━━ EXCERPTED TEXT

In order to benchmark the processors of the two Cora Z7 variants, only one of which is dual-core, I decided to boot them with a Linux image from an SD card, and run a pre-compiled Go programming language executable. This Go app would try to estimate the value of Pi by checking a multitude of random points within a square, then test to see if they are within an inscribed quarter circle. Pi is derived from the number of points within the circle, divided by the total number of sample points. This method, referred to as the Monte Carlo method, is ideal for parallelization, as the result of the test on any particular sample point does not rely on the result of the test on any other sample. The Go app first estimates Pi using a single-threaded method, then does it again using a multi-threaded method.
Digilent provides PetaLinux images for some of our boards, including the two variants of the Cora board, the CoraZ7-10 and the CoraZ7-07S. Instructions on how to use these projects are available in the links above. I needed to use an VirtualBox VM running Ubuntu 16.04.3, with Vivado 2017.4, the PetaLinux Tools, and Golang installed. Golang can be installed through apt-get, but the other tools need to be downloaded through Xilinx's website.

━━━━

— EXERCISE A —
Echo the Cora Z7 benchmark passage word for word between "Digilent provides PetaLinux" and "through Xilinx's website.", inclusive.
— EXERCISE B —
According to the Cora Z7 benchmark passage, why is the Monte Carlo method well suited to parallelization?
The entries that follow are separate material, unconnected to the Cora Z7 benchmark passage.

━━ INFORMATION GIVEN

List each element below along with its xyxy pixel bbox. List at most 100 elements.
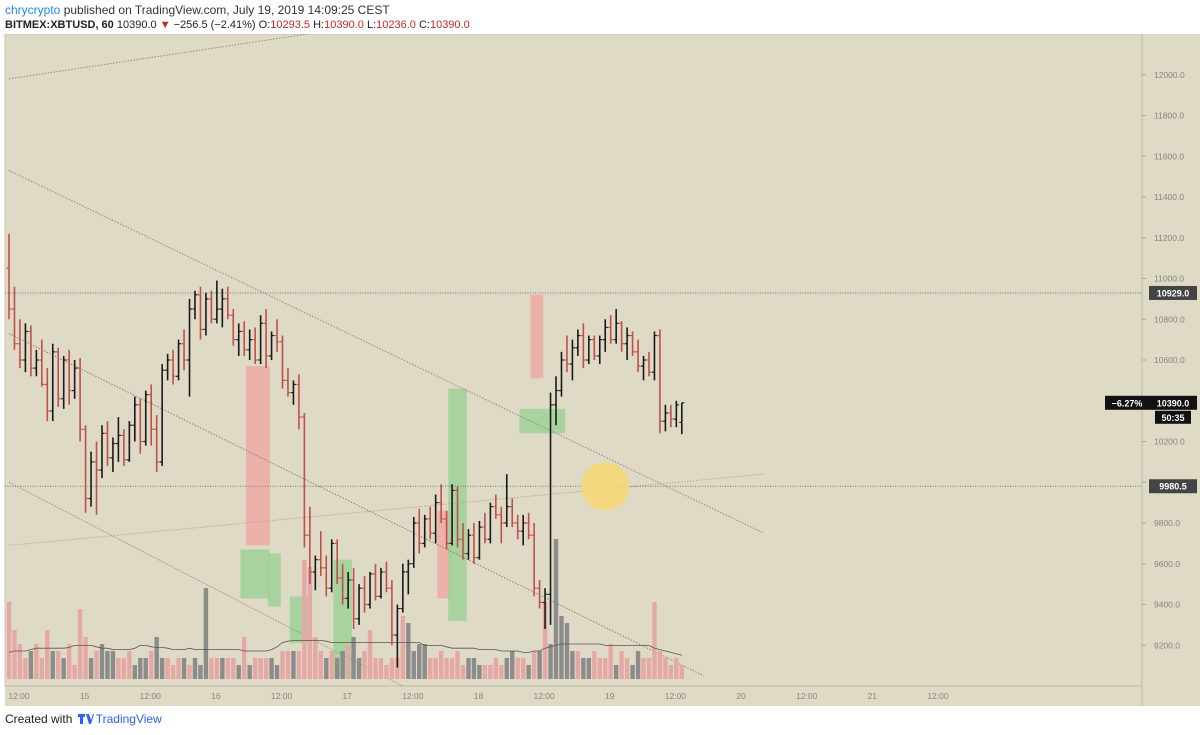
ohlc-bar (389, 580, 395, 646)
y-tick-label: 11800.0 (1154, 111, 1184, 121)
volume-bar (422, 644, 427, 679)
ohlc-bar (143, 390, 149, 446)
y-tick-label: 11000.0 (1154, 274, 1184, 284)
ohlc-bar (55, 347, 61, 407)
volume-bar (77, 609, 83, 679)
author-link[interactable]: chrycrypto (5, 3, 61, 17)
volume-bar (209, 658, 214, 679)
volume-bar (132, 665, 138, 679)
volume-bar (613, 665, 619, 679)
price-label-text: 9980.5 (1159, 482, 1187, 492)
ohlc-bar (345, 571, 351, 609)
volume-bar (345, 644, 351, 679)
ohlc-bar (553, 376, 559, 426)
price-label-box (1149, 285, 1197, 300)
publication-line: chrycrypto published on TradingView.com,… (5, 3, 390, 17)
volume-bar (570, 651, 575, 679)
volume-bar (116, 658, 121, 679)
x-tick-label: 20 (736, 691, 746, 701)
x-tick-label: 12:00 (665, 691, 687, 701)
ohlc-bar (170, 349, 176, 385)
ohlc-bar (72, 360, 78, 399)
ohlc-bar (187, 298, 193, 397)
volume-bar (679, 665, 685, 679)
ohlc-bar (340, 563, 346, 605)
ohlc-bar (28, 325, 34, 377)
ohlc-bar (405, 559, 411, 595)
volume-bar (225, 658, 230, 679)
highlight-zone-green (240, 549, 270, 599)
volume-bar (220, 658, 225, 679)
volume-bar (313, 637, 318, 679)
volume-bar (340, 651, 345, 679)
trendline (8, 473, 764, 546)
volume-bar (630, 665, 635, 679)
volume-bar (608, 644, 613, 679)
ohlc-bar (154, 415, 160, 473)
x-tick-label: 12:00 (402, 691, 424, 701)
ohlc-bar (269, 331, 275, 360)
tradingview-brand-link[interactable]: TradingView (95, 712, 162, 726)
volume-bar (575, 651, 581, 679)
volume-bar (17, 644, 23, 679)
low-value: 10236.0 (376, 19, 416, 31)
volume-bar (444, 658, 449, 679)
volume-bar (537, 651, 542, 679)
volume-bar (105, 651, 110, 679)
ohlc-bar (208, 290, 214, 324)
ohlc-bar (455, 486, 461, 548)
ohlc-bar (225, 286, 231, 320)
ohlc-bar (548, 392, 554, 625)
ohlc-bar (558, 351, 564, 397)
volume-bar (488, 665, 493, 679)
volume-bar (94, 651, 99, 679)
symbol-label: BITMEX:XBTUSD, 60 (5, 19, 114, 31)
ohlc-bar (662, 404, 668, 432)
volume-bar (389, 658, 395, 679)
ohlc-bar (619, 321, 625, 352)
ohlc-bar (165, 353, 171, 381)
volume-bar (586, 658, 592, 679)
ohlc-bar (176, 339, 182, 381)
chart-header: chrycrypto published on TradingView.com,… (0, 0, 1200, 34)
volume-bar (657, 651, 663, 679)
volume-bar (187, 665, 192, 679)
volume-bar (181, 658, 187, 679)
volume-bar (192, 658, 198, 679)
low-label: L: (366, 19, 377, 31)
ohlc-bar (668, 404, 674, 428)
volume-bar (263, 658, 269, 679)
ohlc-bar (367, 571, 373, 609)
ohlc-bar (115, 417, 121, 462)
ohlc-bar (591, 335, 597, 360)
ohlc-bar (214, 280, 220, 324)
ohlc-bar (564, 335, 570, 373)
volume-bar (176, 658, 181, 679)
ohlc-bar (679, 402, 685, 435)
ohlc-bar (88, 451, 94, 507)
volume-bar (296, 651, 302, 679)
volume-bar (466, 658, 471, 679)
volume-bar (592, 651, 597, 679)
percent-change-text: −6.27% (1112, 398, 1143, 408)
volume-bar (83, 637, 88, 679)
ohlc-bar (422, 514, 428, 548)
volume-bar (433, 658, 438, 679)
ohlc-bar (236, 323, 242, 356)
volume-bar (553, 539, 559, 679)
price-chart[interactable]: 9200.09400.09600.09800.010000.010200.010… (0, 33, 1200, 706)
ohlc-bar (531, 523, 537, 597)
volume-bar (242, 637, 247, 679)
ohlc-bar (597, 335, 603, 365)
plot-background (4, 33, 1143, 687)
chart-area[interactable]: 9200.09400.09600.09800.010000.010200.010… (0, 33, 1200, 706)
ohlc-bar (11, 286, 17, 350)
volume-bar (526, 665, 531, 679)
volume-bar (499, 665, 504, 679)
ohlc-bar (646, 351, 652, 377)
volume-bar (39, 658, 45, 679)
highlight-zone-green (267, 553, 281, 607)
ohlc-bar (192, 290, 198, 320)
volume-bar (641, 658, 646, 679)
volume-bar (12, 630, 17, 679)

━━━━

— FULL OUTPUT A —
Digilent provides PetaLinux images for some of our boards, including the two variants of the Cora board, the CoraZ7-10 and the CoraZ7-07S. Instructions on how to use these projects are available in the links above. I needed to use an VirtualBox VM running Ubuntu 16.04.3, with Vivado 2017.4, the PetaLinux Tools, and Golang installed. Golang can be installed through apt-get, but the other tools need to be downloaded through Xilinx's website.

— FULL OUTPUT B —
The Monte Carlo method is ideal for parallelization because the result of the test on any particular sample point does not rely on the result of the test on any other sample.